[Region annotation records]

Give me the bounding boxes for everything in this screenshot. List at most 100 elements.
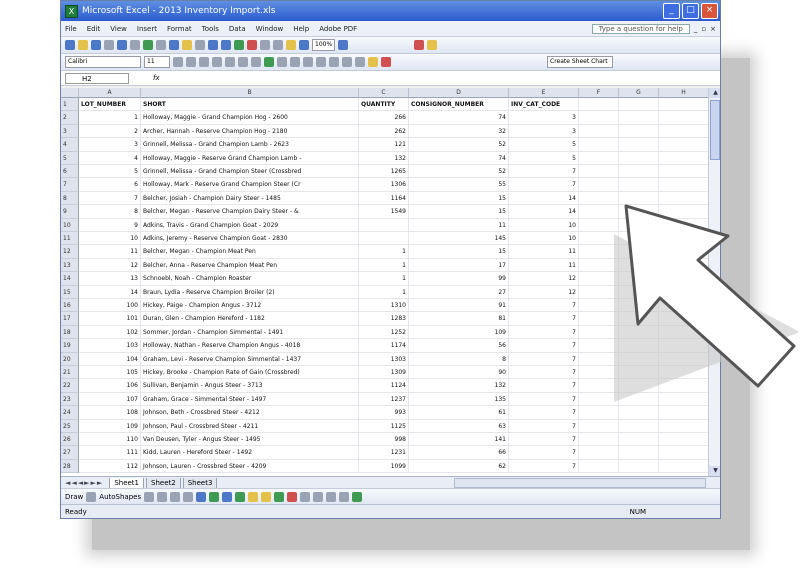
table-cell[interactable]: 15 xyxy=(409,205,509,219)
table-cell[interactable]: 7 xyxy=(509,446,579,460)
table-cell[interactable]: Graham, Grace - Simmental Steer - 1497 xyxy=(141,392,359,407)
maximize-button[interactable]: □ xyxy=(682,3,699,19)
row-header[interactable]: 6 xyxy=(61,165,79,179)
table-cell[interactable] xyxy=(579,178,619,192)
menu-help[interactable]: Help xyxy=(293,25,309,33)
table-cell[interactable] xyxy=(659,165,709,179)
3d-style-icon[interactable] xyxy=(352,492,363,502)
table-cell[interactable]: 3 xyxy=(79,138,141,152)
autoshapes-button[interactable]: AutoShapes xyxy=(99,493,141,501)
table-cell[interactable]: Sommer, Jordan - Champion Simmental - 14… xyxy=(141,325,359,340)
tab-sheet2[interactable]: Sheet2 xyxy=(146,477,181,489)
table-cell[interactable]: 132 xyxy=(359,151,409,165)
create-sheet-chart-button[interactable]: Create Sheet Chart xyxy=(547,56,613,68)
table-cell[interactable]: 7 xyxy=(509,419,579,433)
sort-ascending-icon[interactable] xyxy=(260,40,270,50)
menu-tools[interactable]: Tools xyxy=(202,25,219,33)
column-header-h[interactable]: H xyxy=(659,88,709,98)
row-header[interactable]: 28 xyxy=(61,459,79,474)
row-header[interactable]: 17 xyxy=(61,312,79,326)
table-cell[interactable]: 55 xyxy=(409,178,509,192)
table-cell[interactable]: 8 xyxy=(79,205,141,219)
table-cell[interactable]: 1231 xyxy=(359,446,409,460)
column-header-e[interactable]: E xyxy=(509,88,579,98)
clipart-icon[interactable] xyxy=(235,492,246,502)
table-cell[interactable]: 11 xyxy=(509,245,579,259)
select-objects-icon[interactable] xyxy=(86,492,97,502)
save-icon[interactable] xyxy=(91,40,101,50)
row-header[interactable]: 10 xyxy=(61,218,79,232)
column-header-f[interactable]: F xyxy=(579,88,619,98)
table-cell[interactable]: 132 xyxy=(409,379,509,393)
table-cell[interactable]: 1 xyxy=(359,285,409,299)
menu-window[interactable]: Window xyxy=(256,25,284,33)
row-header[interactable]: 16 xyxy=(61,299,79,313)
chart-wizard-icon[interactable] xyxy=(286,40,296,50)
row-header[interactable]: 24 xyxy=(61,406,79,420)
name-box[interactable]: H2 xyxy=(65,72,129,84)
select-all-corner[interactable] xyxy=(61,88,79,98)
increase-decimal-icon[interactable] xyxy=(303,57,313,67)
format-painter-icon[interactable] xyxy=(195,40,205,50)
table-cell[interactable]: 62 xyxy=(409,459,509,474)
table-cell[interactable]: 102 xyxy=(79,325,141,340)
line-icon[interactable] xyxy=(144,492,155,502)
table-cell[interactable]: 1099 xyxy=(359,459,409,474)
table-cell[interactable]: 5 xyxy=(509,138,579,152)
table-cell[interactable]: 91 xyxy=(409,299,509,313)
table-cell[interactable]: 1283 xyxy=(359,312,409,326)
tab-sheet3[interactable]: Sheet3 xyxy=(182,477,218,489)
borders-icon[interactable] xyxy=(355,57,365,67)
row-header[interactable]: 19 xyxy=(61,339,79,353)
table-cell[interactable]: 27 xyxy=(409,285,509,299)
table-cell[interactable] xyxy=(619,178,659,192)
dash-style-icon[interactable] xyxy=(313,492,324,502)
new-icon[interactable] xyxy=(65,40,75,50)
table-cell[interactable]: 7 xyxy=(509,339,579,353)
menu-view[interactable]: View xyxy=(110,25,127,33)
table-cell[interactable]: Holloway, Maggie - Grand Champion Hog - … xyxy=(141,111,359,125)
table-cell[interactable]: Holloway, Mark - Reserve Grand Champion … xyxy=(141,178,359,192)
header-cell[interactable]: CONSIGNOR_NUMBER xyxy=(409,98,509,112)
table-cell[interactable]: 1237 xyxy=(359,392,409,407)
merge-center-icon[interactable] xyxy=(251,57,261,67)
row-header[interactable]: 11 xyxy=(61,232,79,246)
table-cell[interactable]: 10 xyxy=(79,232,141,246)
row-header[interactable]: 8 xyxy=(61,191,79,206)
table-cell[interactable] xyxy=(579,151,619,165)
copy-icon[interactable] xyxy=(169,40,179,50)
table-cell[interactable]: Kidd, Lauren - Hereford Steer - 1492 xyxy=(141,446,359,460)
arrow-icon[interactable] xyxy=(157,492,168,502)
increase-indent-icon[interactable] xyxy=(342,57,352,67)
table-cell[interactable]: 7 xyxy=(509,392,579,407)
table-cell[interactable]: 112 xyxy=(79,459,141,474)
table-cell[interactable]: Hickey, Paige - Champion Angus - 3712 xyxy=(141,299,359,313)
table-cell[interactable]: Johnson, Paul - Crossbred Steer - 4211 xyxy=(141,419,359,433)
table-cell[interactable]: 11 xyxy=(509,258,579,273)
table-cell[interactable]: Holloway, Nathan - Reserve Champion Angu… xyxy=(141,339,359,353)
row-header[interactable]: 25 xyxy=(61,419,79,433)
fill-color-icon[interactable] xyxy=(368,57,378,67)
percent-icon[interactable] xyxy=(277,57,287,67)
table-cell[interactable]: 61 xyxy=(409,406,509,420)
text-color-icon[interactable] xyxy=(287,492,298,502)
table-cell[interactable]: 8 xyxy=(409,352,509,366)
table-cell[interactable] xyxy=(619,459,659,474)
table-cell[interactable] xyxy=(579,459,619,474)
table-cell[interactable]: 15 xyxy=(409,191,509,206)
font-size-select[interactable]: 11 xyxy=(144,56,170,68)
arrow-style-icon[interactable] xyxy=(326,492,337,502)
row-header[interactable]: 15 xyxy=(61,285,79,299)
column-header-c[interactable]: C xyxy=(359,88,409,98)
table-cell[interactable]: 66 xyxy=(409,446,509,460)
table-cell[interactable]: 998 xyxy=(359,433,409,447)
table-cell[interactable]: 1306 xyxy=(359,178,409,192)
table-cell[interactable]: 74 xyxy=(409,151,509,165)
fx-icon[interactable]: fx xyxy=(153,74,160,82)
table-cell[interactable]: 7 xyxy=(509,299,579,313)
table-cell[interactable]: 12 xyxy=(509,285,579,299)
table-cell[interactable]: 63 xyxy=(409,419,509,433)
table-cell[interactable] xyxy=(619,138,659,152)
table-cell[interactable] xyxy=(579,165,619,179)
table-cell[interactable]: 74 xyxy=(409,111,509,125)
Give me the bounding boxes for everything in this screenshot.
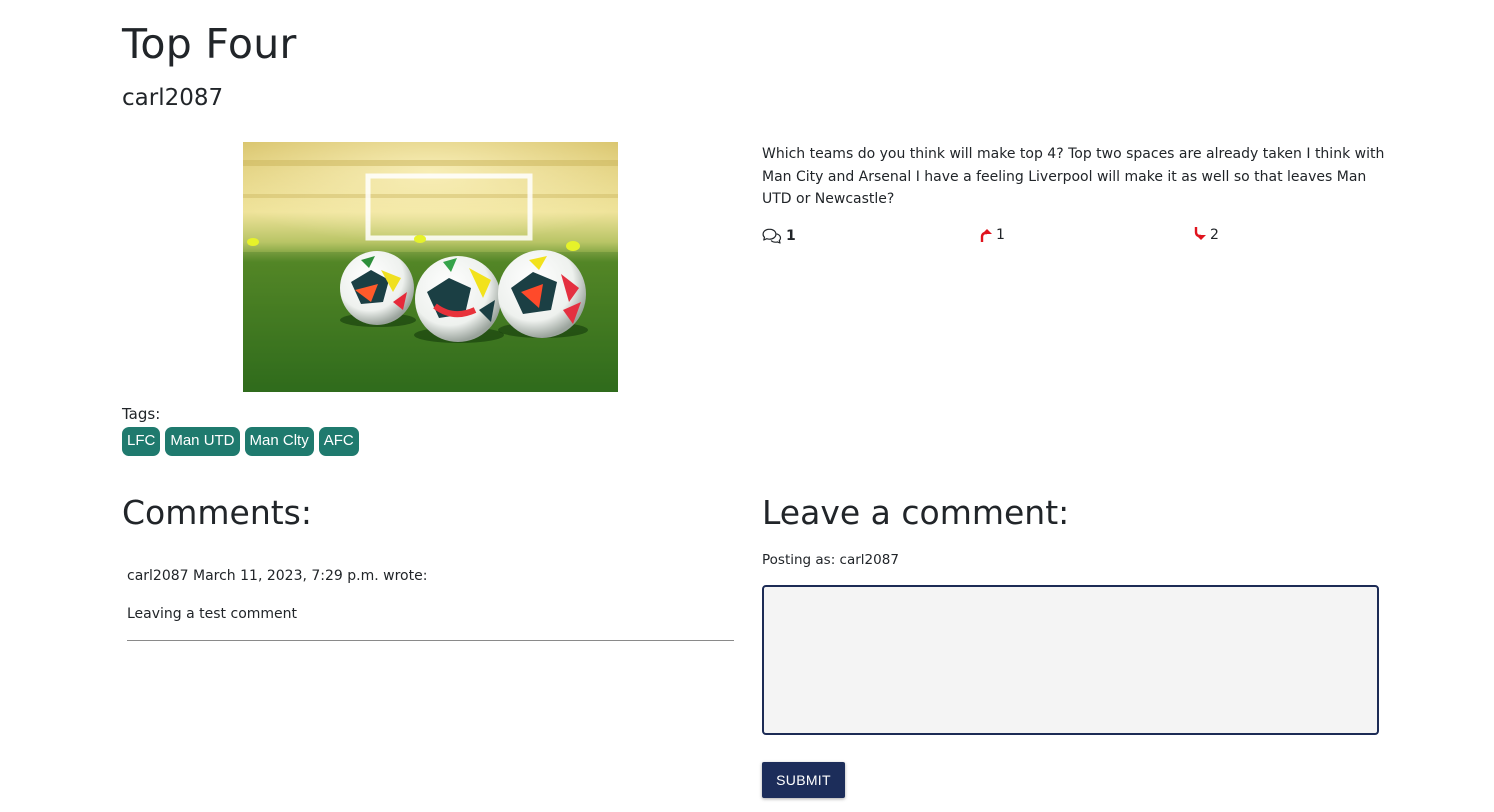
upvote-control[interactable]: 1 bbox=[980, 226, 1005, 243]
comment-count: 1 bbox=[786, 228, 796, 244]
arrow-up-icon[interactable] bbox=[980, 226, 992, 243]
tags-label: Tags: bbox=[122, 405, 161, 423]
tag-badge[interactable]: Man Clty bbox=[244, 427, 314, 456]
leave-comment-heading: Leave a comment: bbox=[762, 493, 1070, 532]
post-title: Top Four bbox=[122, 20, 297, 68]
comments-heading: Comments: bbox=[122, 493, 312, 532]
downvote-count: 2 bbox=[1210, 226, 1219, 243]
downvote-control[interactable]: 2 bbox=[1194, 226, 1219, 243]
post-content: Which teams do you think will make top 4… bbox=[762, 146, 1385, 207]
tag-badge[interactable]: LFC bbox=[122, 427, 161, 456]
comment-count-stat: 1 bbox=[762, 228, 796, 244]
tag-badge[interactable]: AFC bbox=[318, 427, 359, 456]
comment-textarea[interactable] bbox=[762, 585, 1379, 735]
submit-button[interactable]: SUBMIT bbox=[762, 762, 845, 798]
comment-divider bbox=[127, 640, 734, 641]
post-image bbox=[243, 142, 618, 392]
posting-as-label: Posting as: carl2087 bbox=[762, 552, 899, 568]
comment-body: Leaving a test comment bbox=[127, 606, 298, 622]
comment-item: carl2087 March 11, 2023, 7:29 p.m. wrote… bbox=[127, 566, 734, 641]
tag-badge[interactable]: Man UTD bbox=[165, 427, 240, 456]
post-detail-page: Top Four carl2087 Tags: LFC Man UTD Man … bbox=[0, 0, 1494, 812]
upvote-count: 1 bbox=[996, 226, 1005, 243]
comment-meta: carl2087 March 11, 2023, 7:29 p.m. wrote… bbox=[127, 568, 428, 584]
arrow-down-icon[interactable] bbox=[1194, 226, 1206, 243]
post-author: carl2087 bbox=[122, 85, 224, 111]
tag-list: LFC Man UTD Man Clty AFC bbox=[122, 427, 359, 456]
comments-icon bbox=[762, 228, 782, 244]
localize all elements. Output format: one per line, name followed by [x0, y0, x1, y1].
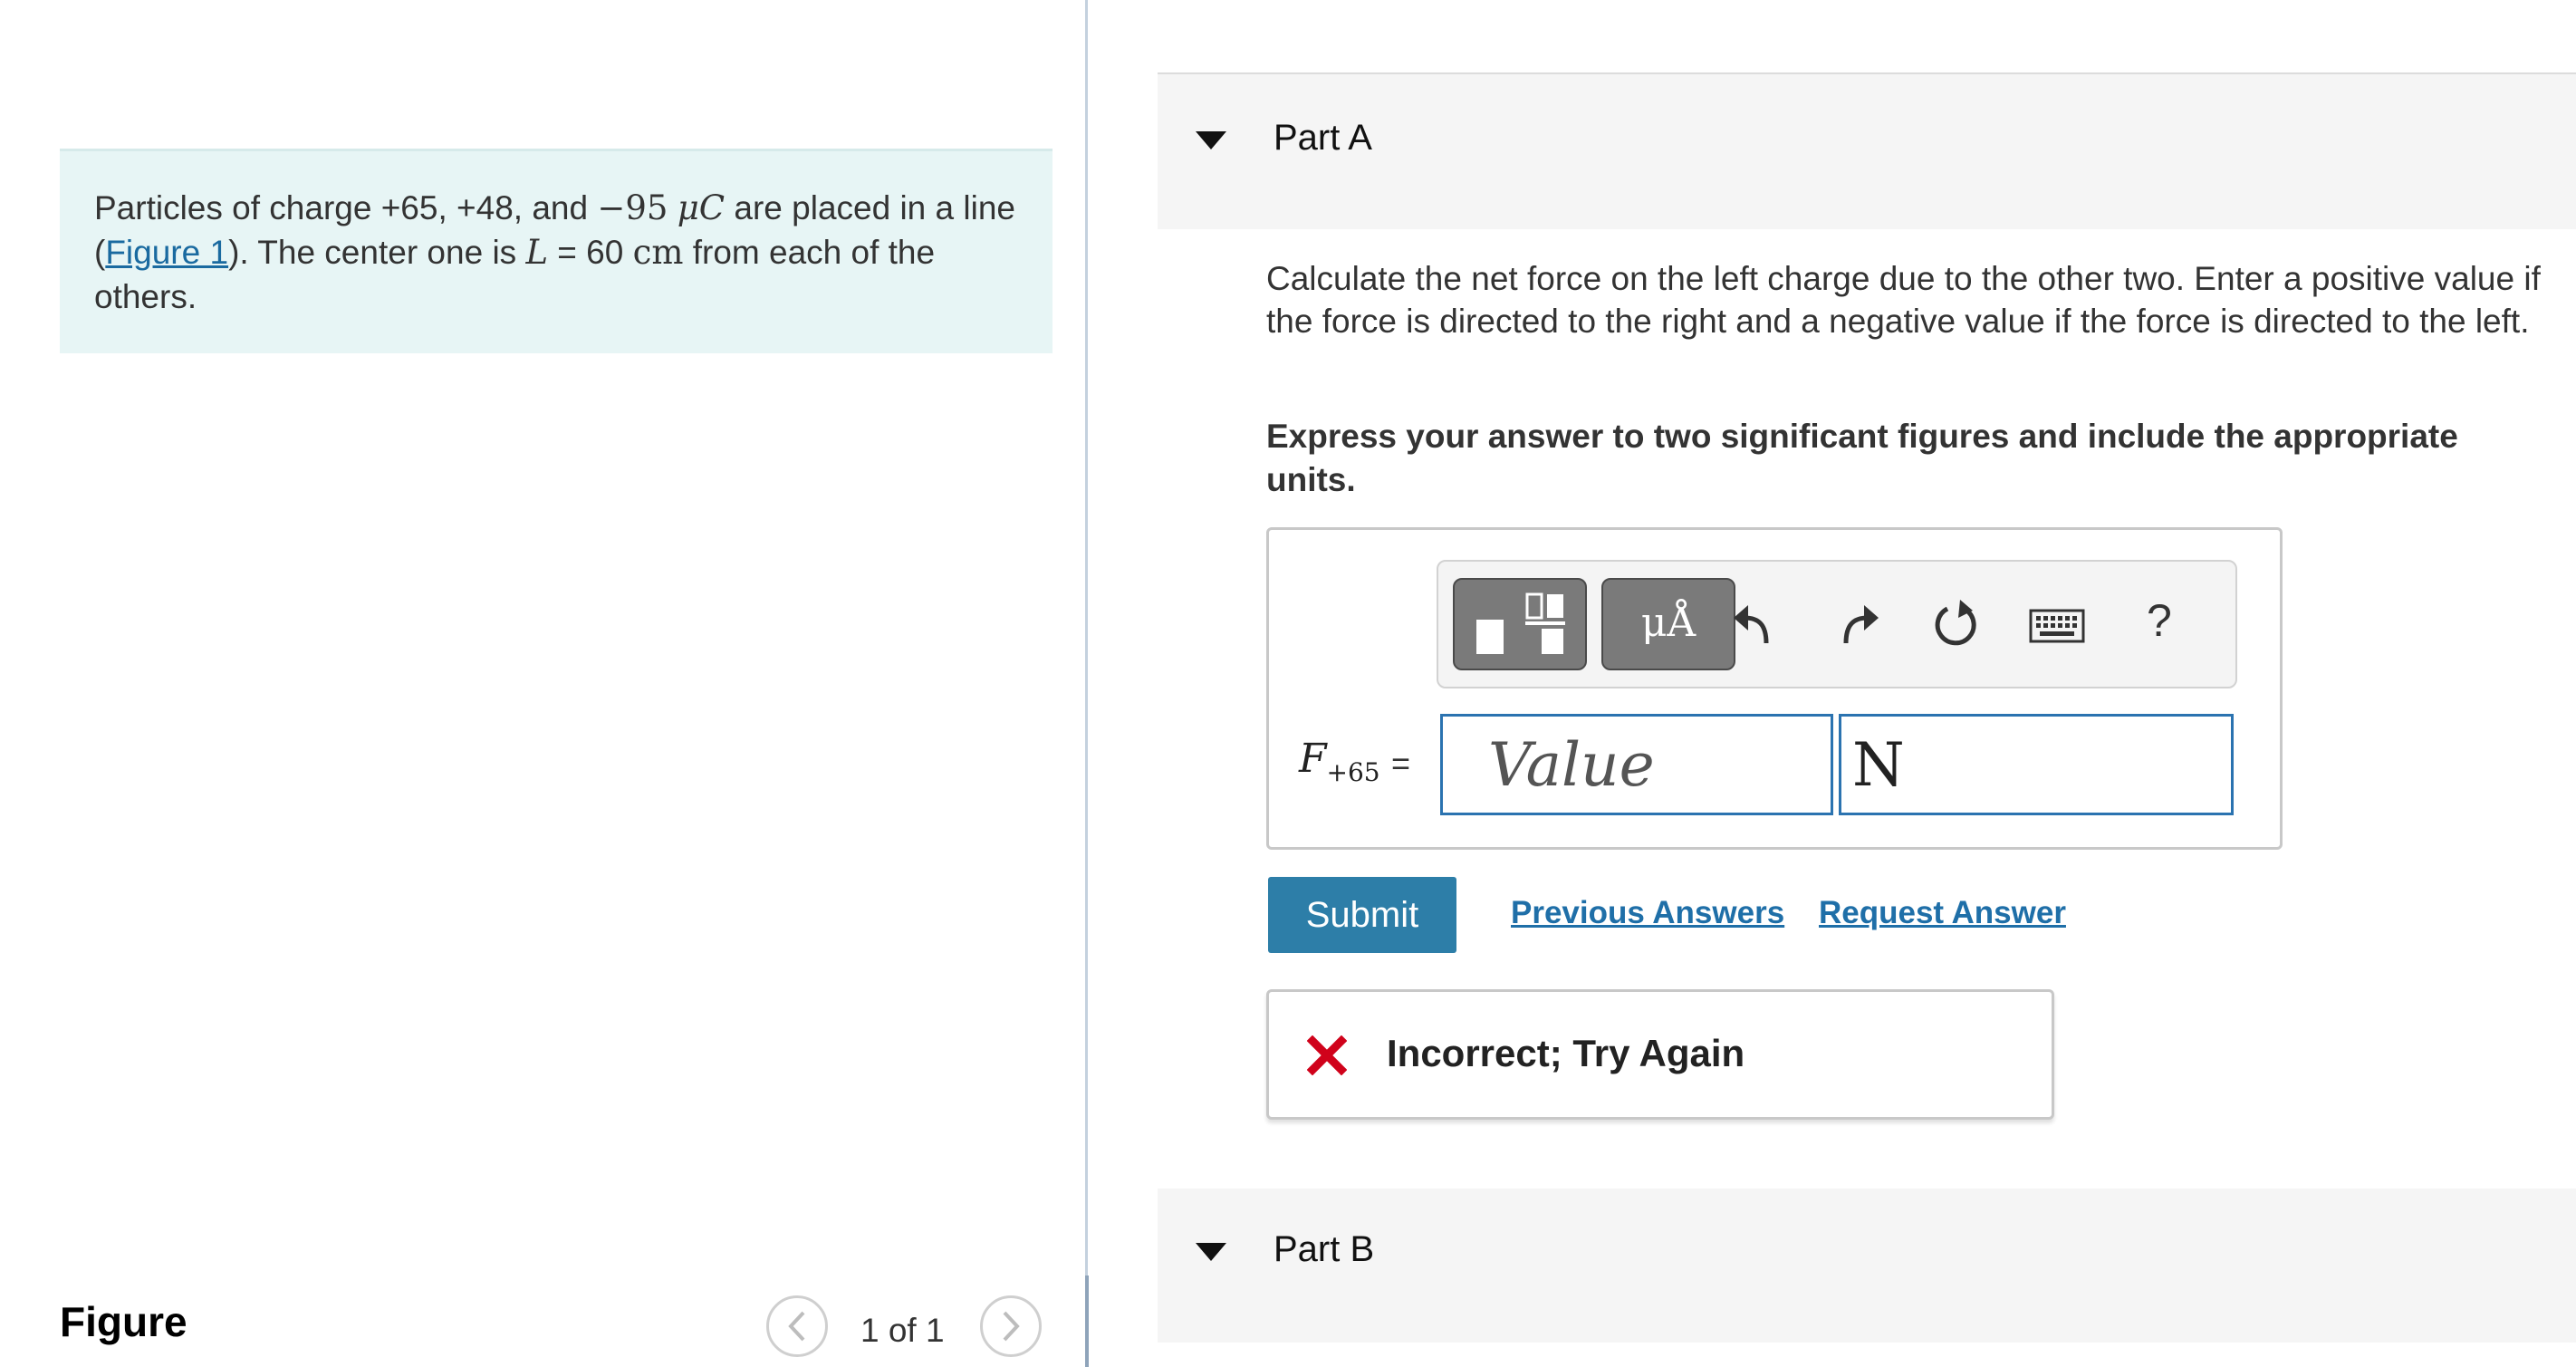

_EXERCISE_: Copy out the lines of the material word for word, starting at the line containing "upvote-control[interactable]: 1 bbox=[980, 226, 1005, 243]" and ending at the line containing "leave-comment-heading: Leave a".

_RESULT FOR THIS TASK_:
upvote-control[interactable]: 1 bbox=[980, 226, 1005, 243]
comment-count: 1 bbox=[786, 228, 796, 244]
arrow-up-icon[interactable] bbox=[980, 226, 992, 243]
tags-label: Tags: bbox=[122, 405, 161, 423]
tag-badge[interactable]: Man Clty bbox=[244, 427, 314, 456]
leave-comment-heading: Leave a comment: bbox=[762, 493, 1070, 532]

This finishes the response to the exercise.